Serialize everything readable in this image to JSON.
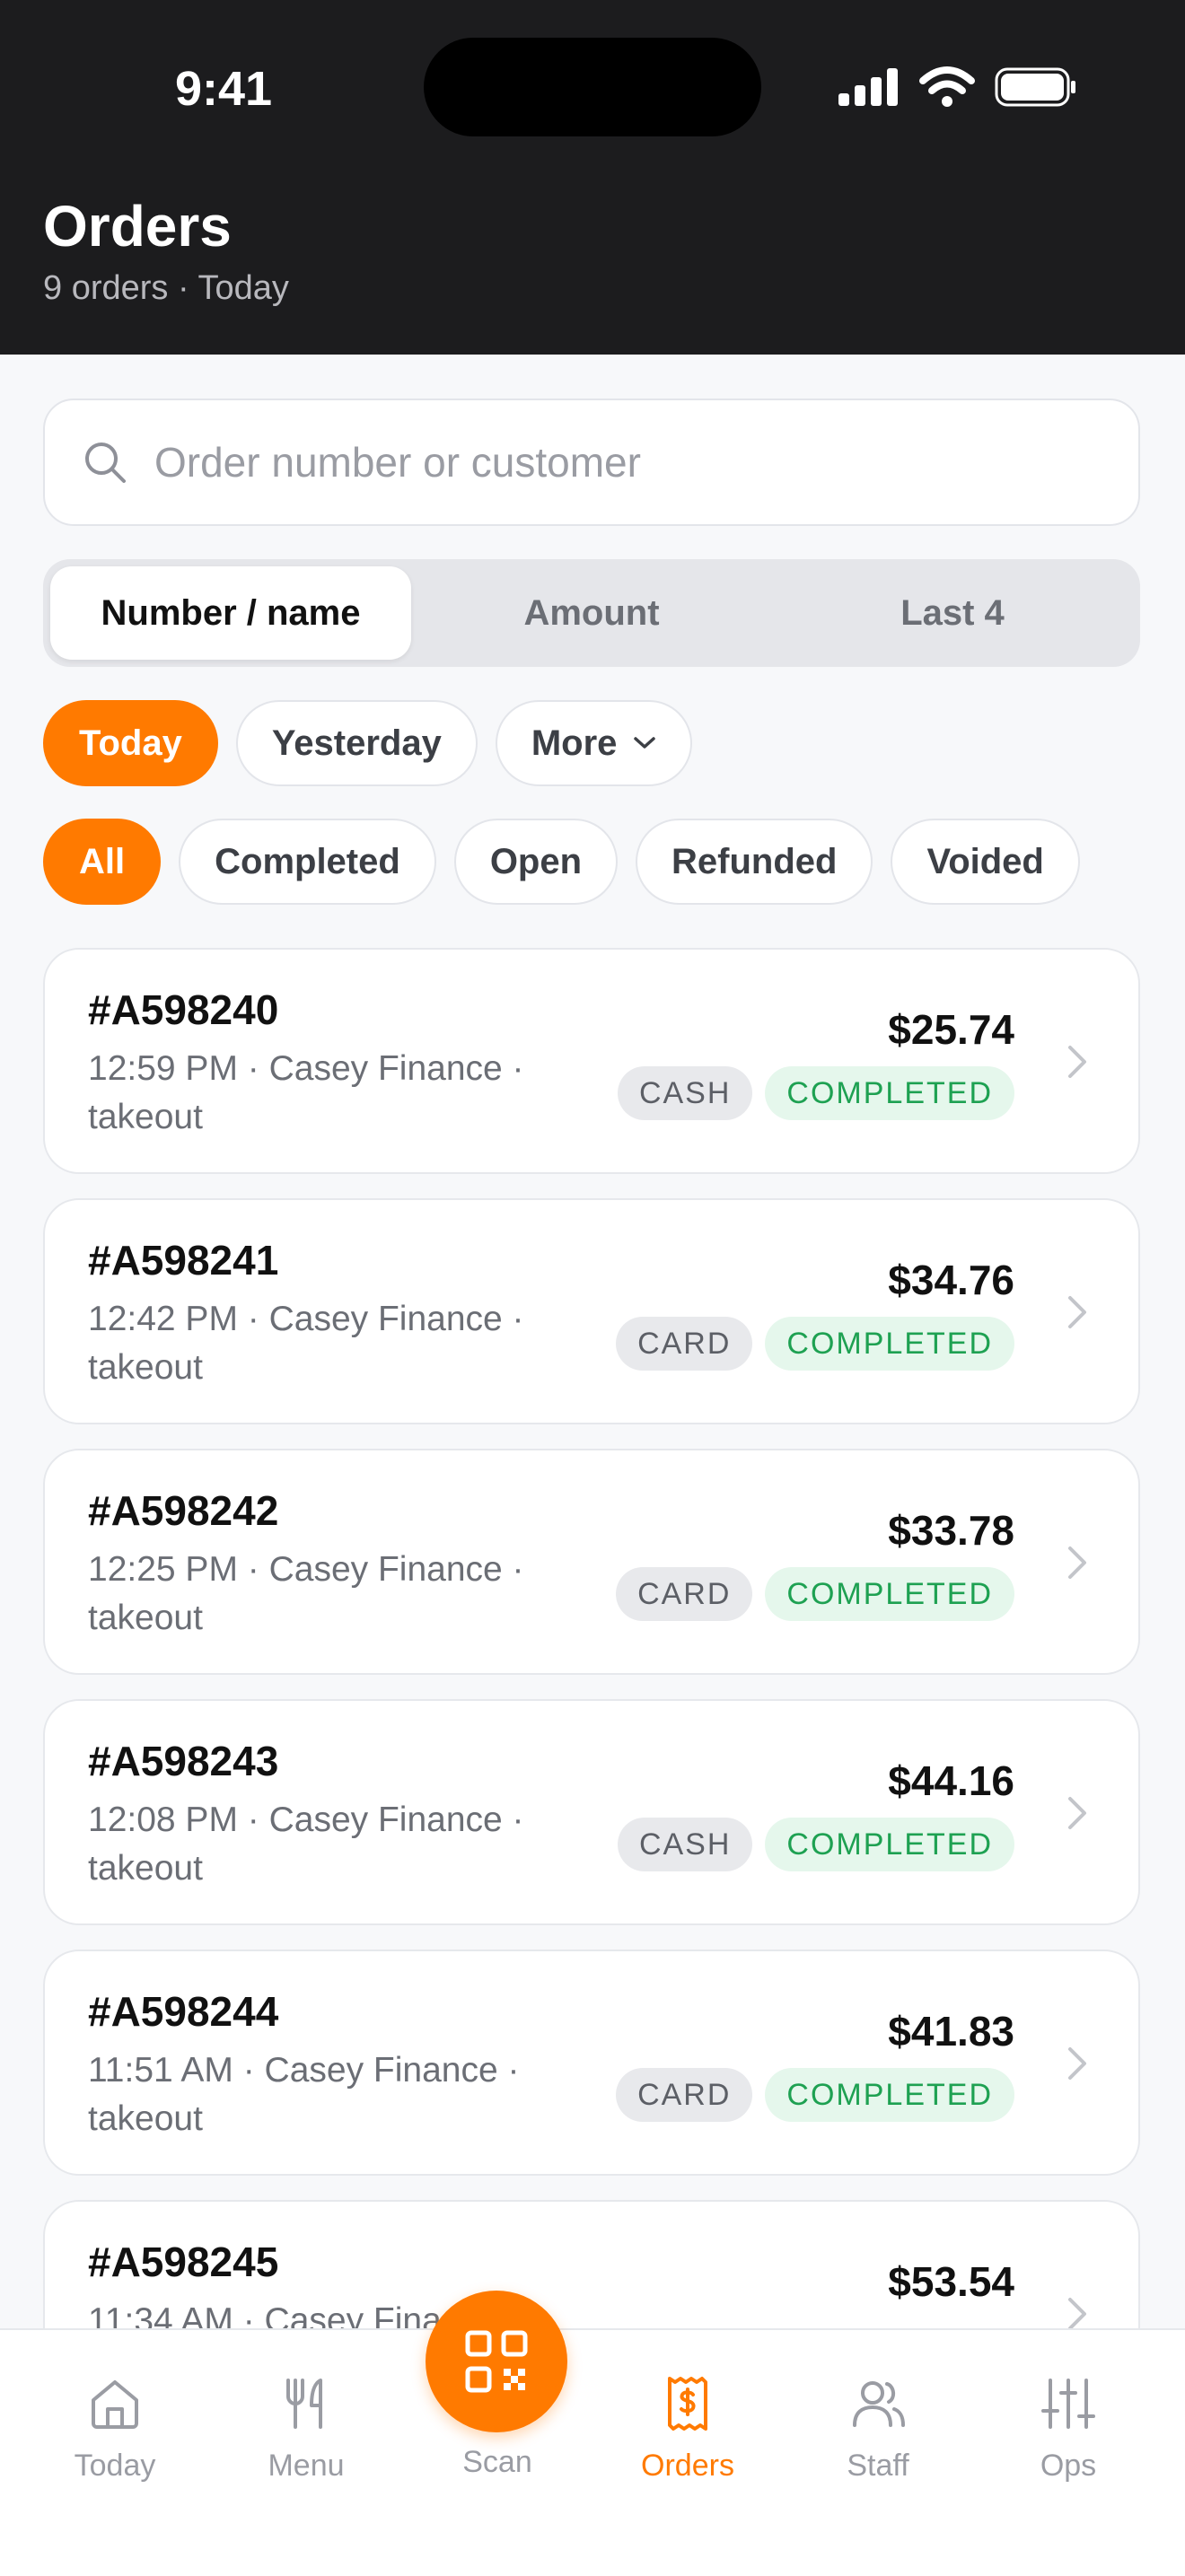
{
  "status_bar": {
    "time": "9:41"
  },
  "header": {
    "title": "Orders",
    "subtitle": "9 orders · Today"
  },
  "search": {
    "placeholder": "Order number or customer",
    "value": ""
  },
  "search_modes": [
    {
      "label": "Number / name",
      "active": true
    },
    {
      "label": "Amount",
      "active": false
    },
    {
      "label": "Last 4",
      "active": false
    }
  ],
  "date_filters": [
    {
      "label": "Today",
      "active": true
    },
    {
      "label": "Yesterday",
      "active": false
    },
    {
      "label": "More",
      "active": false
    }
  ],
  "status_filters": [
    {
      "label": "All",
      "active": true
    },
    {
      "label": "Completed",
      "active": false
    },
    {
      "label": "Open",
      "active": false
    },
    {
      "label": "Refunded",
      "active": false
    },
    {
      "label": "Voided",
      "active": false
    }
  ],
  "orders": [
    {
      "id": "#A598240",
      "meta": "12:59 PM · Casey Finance · takeout",
      "amount": "$25.74",
      "payment": "CASH",
      "status": "COMPLETED"
    },
    {
      "id": "#A598241",
      "meta": "12:42 PM · Casey Finance · takeout",
      "amount": "$34.76",
      "payment": "CARD",
      "status": "COMPLETED"
    },
    {
      "id": "#A598242",
      "meta": "12:25 PM · Casey Finance · takeout",
      "amount": "$33.78",
      "payment": "CARD",
      "status": "COMPLETED"
    },
    {
      "id": "#A598243",
      "meta": "12:08 PM · Casey Finance · takeout",
      "amount": "$44.16",
      "payment": "CASH",
      "status": "COMPLETED"
    },
    {
      "id": "#A598244",
      "meta": "11:51 AM · Casey Finance · takeout",
      "amount": "$41.83",
      "payment": "CARD",
      "status": "COMPLETED"
    },
    {
      "id": "#A598245",
      "meta": "11:34 AM · Casey Fina",
      "amount": "$53.54",
      "payment": "",
      "status": ""
    }
  ],
  "nav": [
    {
      "label": "Today",
      "icon": "home-icon",
      "active": false
    },
    {
      "label": "Menu",
      "icon": "utensils-icon",
      "active": false
    },
    {
      "label": "Scan",
      "icon": "qr-code-icon",
      "active": false
    },
    {
      "label": "Orders",
      "icon": "receipt-dollar-icon",
      "active": true
    },
    {
      "label": "Staff",
      "icon": "users-icon",
      "active": false
    },
    {
      "label": "Ops",
      "icon": "sliders-icon",
      "active": false
    }
  ],
  "colors": {
    "accent": "#ff7a00",
    "header_bg": "#1c1c1e",
    "success": "#1ea152"
  }
}
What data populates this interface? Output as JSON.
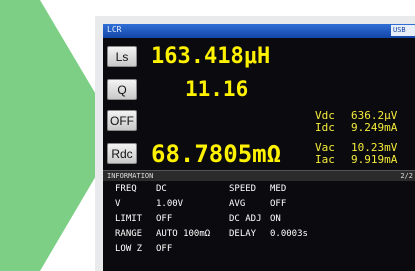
{
  "colors": {
    "arrow": "#7ccf84",
    "value": "#fff200",
    "titlebar": "#1d57c2"
  },
  "titlebar": {
    "mode": "LCR",
    "usb": "USB"
  },
  "buttons": {
    "ls": "Ls",
    "q": "Q",
    "off": "OFF",
    "rdc": "Rdc"
  },
  "main": {
    "ls_value": "163.418μH",
    "q_value": "11.16",
    "rdc_value": "68.7805mΩ"
  },
  "side": {
    "vdc_label": "Vdc",
    "vdc_value": "636.2μV",
    "idc_label": "Idc",
    "idc_value": "9.249mA",
    "vac_label": "Vac",
    "vac_value": "10.23mV",
    "iac_label": "Iac",
    "iac_value": "9.919mA"
  },
  "info": {
    "header": "INFORMATION",
    "page": "2/2",
    "freq_label": "FREQ",
    "freq_value": "DC",
    "v_label": "V",
    "v_value": "1.00V",
    "limit_label": "LIMIT",
    "limit_value": "OFF",
    "range_label": "RANGE",
    "range_value": "AUTO 100mΩ",
    "lowz_label": "LOW Z",
    "lowz_value": "OFF",
    "speed_label": "SPEED",
    "speed_value": "MED",
    "avg_label": "AVG",
    "avg_value": "OFF",
    "dcadj_label": "DC ADJ",
    "dcadj_value": "ON",
    "delay_label": "DELAY",
    "delay_value": "0.0003s"
  }
}
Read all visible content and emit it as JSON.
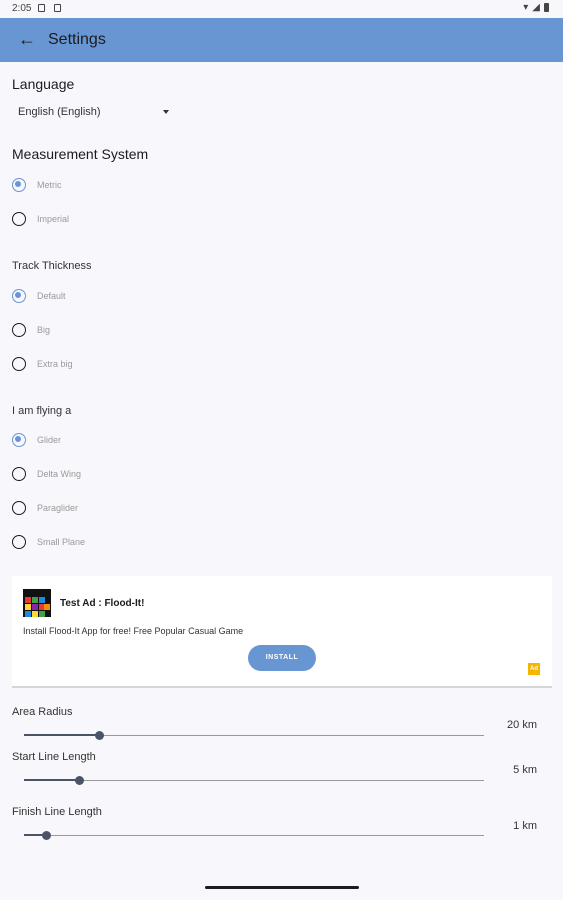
{
  "status_bar": {
    "time": "2:05"
  },
  "app_bar": {
    "back_icon": "arrow-left-icon",
    "title": "Settings"
  },
  "language": {
    "title": "Language",
    "selected": "English (English)"
  },
  "measurement": {
    "title": "Measurement System",
    "options": [
      {
        "label": "Metric",
        "selected": true
      },
      {
        "label": "Imperial",
        "selected": false
      }
    ]
  },
  "track": {
    "title": "Track Thickness",
    "options": [
      {
        "label": "Default",
        "selected": true
      },
      {
        "label": "Big",
        "selected": false
      },
      {
        "label": "Extra big",
        "selected": false
      }
    ]
  },
  "flying": {
    "title": "I am flying a",
    "options": [
      {
        "label": "Glider",
        "selected": true
      },
      {
        "label": "Delta Wing",
        "selected": false
      },
      {
        "label": "Paraglider",
        "selected": false
      },
      {
        "label": "Small Plane",
        "selected": false
      }
    ]
  },
  "ad": {
    "title": "Test Ad : Flood-It!",
    "body": "Install Flood-It App for free! Free Popular Casual Game",
    "install": "INSTALL",
    "badge": "Ad"
  },
  "sliders": [
    {
      "label": "Area Radius",
      "value_text": "20 km",
      "fraction": 0.165
    },
    {
      "label": "Start Line Length",
      "value_text": "5 km",
      "fraction": 0.12
    },
    {
      "label": "Finish Line Length",
      "value_text": "1 km",
      "fraction": 0.048
    }
  ],
  "colors": {
    "accent": "#6896d3",
    "slider": "#4a5466",
    "ad_badge": "#f5b400"
  }
}
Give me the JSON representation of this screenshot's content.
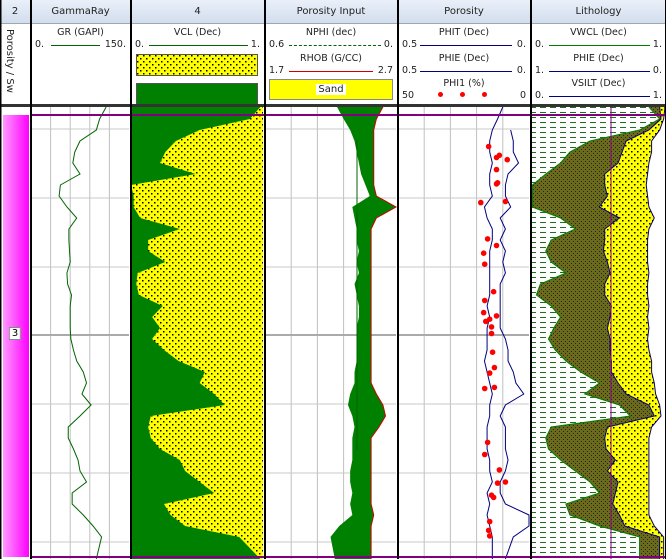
{
  "header": {
    "columns": [
      "2",
      "GammaRay",
      "4",
      "Porosity Input",
      "Porosity",
      "Lithology"
    ]
  },
  "legend": {
    "zone_label": "Porosity / Sw",
    "gammaray": {
      "curve": "GR (GAPI)",
      "min": "0.",
      "max": "150.",
      "color": "#006400"
    },
    "vcl": {
      "curve": "VCL (Dec)",
      "min": "0.",
      "max": "1.",
      "color": "#006400",
      "sand_fill": "#ffff00",
      "shale_fill": "#008000"
    },
    "porosity_input": {
      "nphi": {
        "curve": "NPHI (dec)",
        "min": "0.6",
        "max": "0.",
        "color": "#006400"
      },
      "rhob": {
        "curve": "RHOB (G/CC)",
        "min": "1.7",
        "max": "2.7",
        "color": "#cc0000"
      },
      "fill_label": "Sand"
    },
    "porosity": {
      "phit": {
        "curve": "PHIT (Dec)",
        "min": "0.5",
        "max": "0.",
        "color": "#000080"
      },
      "phie": {
        "curve": "PHIE (Dec)",
        "min": "0.5",
        "max": "0.",
        "color": "#000080"
      },
      "phi1": {
        "curve": "PHI1 (%)",
        "min": "50",
        "max": "0",
        "color": "#ff0000"
      }
    },
    "lithology": {
      "vwcl": {
        "curve": "VWCL (Dec)",
        "min": "0.",
        "max": "1.",
        "color": "#008000"
      },
      "phie": {
        "curve": "PHIE (Dec)",
        "min": "1.",
        "max": "0.",
        "color": "#000080"
      },
      "vsilt": {
        "curve": "VSILT (Dec)",
        "min": "0.",
        "max": "1.",
        "color": "#000080"
      }
    }
  },
  "zone": {
    "label": "3",
    "color": "#ff33ff"
  },
  "curves": {
    "gr": [
      115,
      105,
      100,
      75,
      67,
      64,
      75,
      45,
      43,
      55,
      70,
      58,
      58,
      59,
      60,
      55,
      56,
      62,
      60,
      60,
      60,
      61,
      65,
      70,
      80,
      85,
      78,
      92,
      75,
      57,
      57,
      65,
      72,
      75,
      85,
      63,
      63,
      80,
      95,
      108,
      100
    ],
    "vcl": [
      0.98,
      0.9,
      0.52,
      0.34,
      0.26,
      0.22,
      0.49,
      0,
      0.02,
      0.02,
      0.07,
      0.37,
      0.13,
      0.13,
      0.26,
      0.05,
      0.04,
      0.06,
      0.24,
      0.16,
      0.22,
      0.16,
      0.25,
      0.36,
      0.56,
      0.52,
      0.63,
      0.71,
      0.15,
      0.13,
      0.15,
      0.22,
      0.37,
      0.41,
      0.52,
      0.63,
      0.25,
      0.3,
      0.41,
      0.82,
      0.98
    ],
    "nphi": [
      0.27,
      0.24,
      0.21,
      0.19,
      0.18,
      0.17,
      0.16,
      0.14,
      0.12,
      0.2,
      0.19,
      0.18,
      0.18,
      0.17,
      0.18,
      0.17,
      0.19,
      0.18,
      0.17,
      0.17,
      0.18,
      0.18,
      0.18,
      0.18,
      0.19,
      0.19,
      0.21,
      0.22,
      0.2,
      0.19,
      0.2,
      0.2,
      0.2,
      0.21,
      0.21,
      0.2,
      0.21,
      0.2,
      0.26,
      0.3,
      0.28
    ],
    "rhob": [
      2.6,
      2.55,
      2.53,
      2.53,
      2.53,
      2.53,
      2.53,
      2.53,
      2.55,
      2.7,
      2.55,
      2.51,
      2.51,
      2.51,
      2.51,
      2.51,
      2.51,
      2.51,
      2.51,
      2.51,
      2.51,
      2.51,
      2.51,
      2.51,
      2.51,
      2.51,
      2.55,
      2.6,
      2.62,
      2.57,
      2.51,
      2.51,
      2.51,
      2.51,
      2.51,
      2.51,
      2.51,
      2.53,
      2.51,
      2.51,
      2.51
    ],
    "phie": [
      0.1,
      0.12,
      0.14,
      0.15,
      0.15,
      0.14,
      0.15,
      0.15,
      0.14,
      0.17,
      0.16,
      0.14,
      0.14,
      0.15,
      0.15,
      0.15,
      0.15,
      0.15,
      0.16,
      0.15,
      0.16,
      0.16,
      0.16,
      0.17,
      0.16,
      0.15,
      0.14,
      0.15,
      0.15,
      0.16,
      0.16,
      0.16,
      0.15,
      0.15,
      0.14,
      0.16,
      0.15,
      0.16,
      0.15,
      0.14,
      0.14
    ],
    "phit": [
      null,
      null,
      0.07,
      0.06,
      0.06,
      0.04,
      0.08,
      0.09,
      0.09,
      0.07,
      0.11,
      0.09,
      0.11,
      0.09,
      0.1,
      0.09,
      0.11,
      0.11,
      0.11,
      0.11,
      0.11,
      0.09,
      0.08,
      0.08,
      0.06,
      0.05,
      0.02,
      0.09,
      0.11,
      0.09,
      0.09,
      0.09,
      0.08,
      0.09,
      0.11,
      0.11,
      0.09,
      0.0,
      0.0,
      0.06,
      0.09
    ],
    "phi1_points": [
      [
        3.5,
        15.4
      ],
      [
        4.5,
        12.4
      ],
      [
        4.3,
        11.3
      ],
      [
        4.7,
        8.3
      ],
      [
        5.6,
        12.4
      ],
      [
        6.8,
        12.0
      ],
      [
        6.9,
        12.4
      ],
      [
        8.6,
        18.4
      ],
      [
        8.5,
        9.0
      ],
      [
        11.9,
        15.8
      ],
      [
        12.5,
        12.4
      ],
      [
        13.2,
        17.3
      ],
      [
        14.2,
        16.9
      ],
      [
        16.7,
        13.5
      ],
      [
        17.5,
        16.9
      ],
      [
        18.6,
        17.3
      ],
      [
        18.9,
        12.4
      ],
      [
        19.4,
        16.5
      ],
      [
        19.2,
        15.0
      ],
      [
        19.9,
        14.3
      ],
      [
        20.5,
        14.3
      ],
      [
        22.2,
        13.9
      ],
      [
        23.6,
        13.2
      ],
      [
        24.1,
        15.0
      ],
      [
        25.5,
        16.9
      ],
      [
        25.4,
        13.2
      ],
      [
        30.4,
        15.8
      ],
      [
        31.5,
        16.9
      ],
      [
        32.9,
        11.3
      ],
      [
        34.0,
        9.0
      ],
      [
        34.1,
        12.0
      ],
      [
        35.2,
        14.3
      ],
      [
        35.4,
        13.5
      ],
      [
        37.6,
        15.0
      ],
      [
        38.4,
        15.4
      ],
      [
        38.9,
        15.0
      ]
    ],
    "lith_vwcl": [
      0.88,
      0.96,
      0.81,
      0.44,
      0.29,
      0.22,
      0.11,
      0.01,
      0.01,
      0.01,
      0.22,
      0.33,
      0.15,
      0.11,
      0.15,
      0.26,
      0.07,
      0.04,
      0.15,
      0.22,
      0.17,
      0.13,
      0.18,
      0.26,
      0.37,
      0.51,
      0.4,
      0.66,
      0.74,
      0.15,
      0.11,
      0.13,
      0.22,
      0.33,
      0.44,
      0.51,
      0.26,
      0.29,
      0.51,
      0.81,
      0.81
    ],
    "lith_vsilt": [
      0.96,
      0.97,
      0.88,
      0.71,
      0.68,
      0.65,
      0.55,
      0.55,
      0.57,
      0.51,
      0.66,
      0.55,
      0.55,
      0.54,
      0.57,
      0.59,
      0.55,
      0.55,
      0.6,
      0.59,
      0.57,
      0.59,
      0.59,
      0.6,
      0.6,
      0.65,
      0.71,
      0.88,
      0.92,
      0.57,
      0.55,
      0.56,
      0.63,
      0.57,
      0.65,
      0.63,
      0.61,
      0.66,
      0.7,
      0.96,
      0.96
    ],
    "lith_phie": [
      0,
      0.01,
      0.04,
      0.1,
      0.1,
      0.12,
      0.13,
      0.14,
      0.13,
      0.12,
      0.08,
      0.12,
      0.13,
      0.13,
      0.13,
      0.12,
      0.13,
      0.13,
      0.12,
      0.13,
      0.12,
      0.13,
      0.12,
      0.1,
      0.1,
      0.08,
      0.07,
      0.04,
      0.03,
      0.1,
      0.12,
      0.12,
      0.12,
      0.12,
      0.12,
      0.12,
      0.12,
      0.12,
      0.08,
      0.01,
      0.01
    ]
  },
  "colors": {
    "silt_fill": "#6b6b1a",
    "shale_dash": "#207020",
    "zone_boundary": "#800080"
  }
}
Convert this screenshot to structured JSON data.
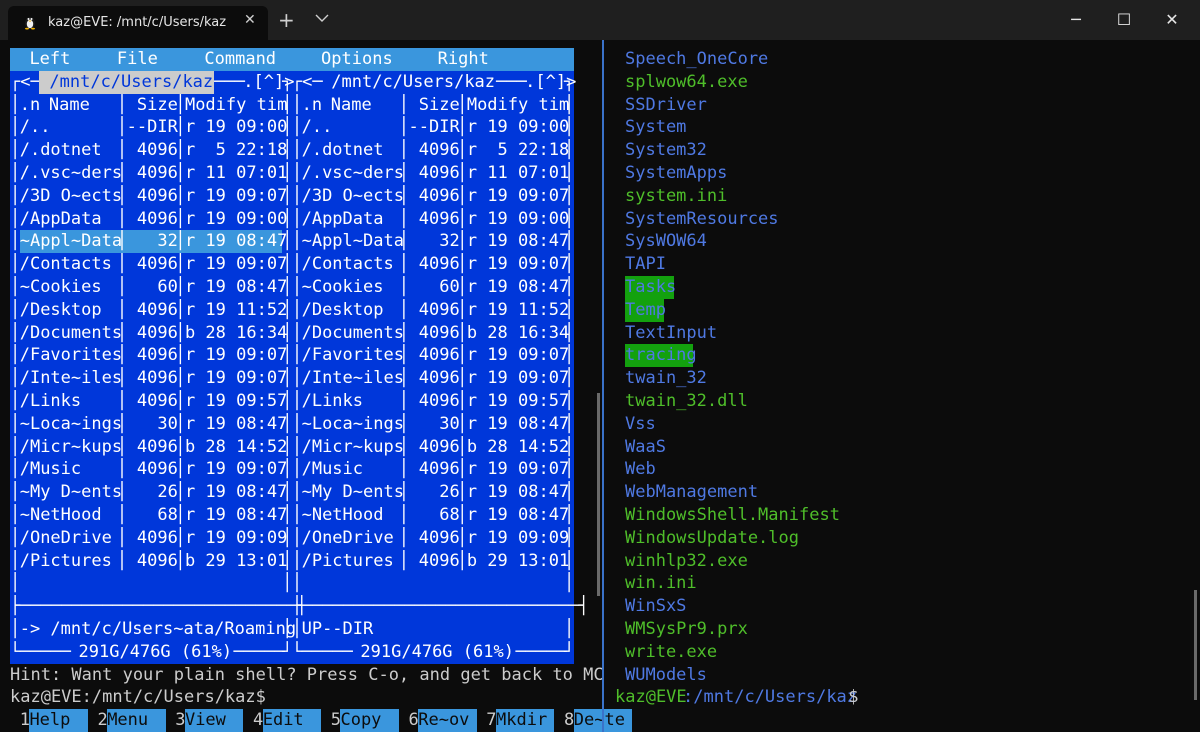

# # # # # # #

> [THE EXERCISE]:
Which lines contain "Finance"? Show each of them.

> [SOLUTION TO THE EXERCISE]:
      "meta": "12:59 PM · Casey Finance · takeout",
      "meta": "12:42 PM · Casey Finance · takeout",
      "meta": "12:25 PM · Casey Finance · takeout",
      "meta": "12:08 PM · Casey Finance · takeout",
      "meta": "11:51 AM · Casey Finance · takeout",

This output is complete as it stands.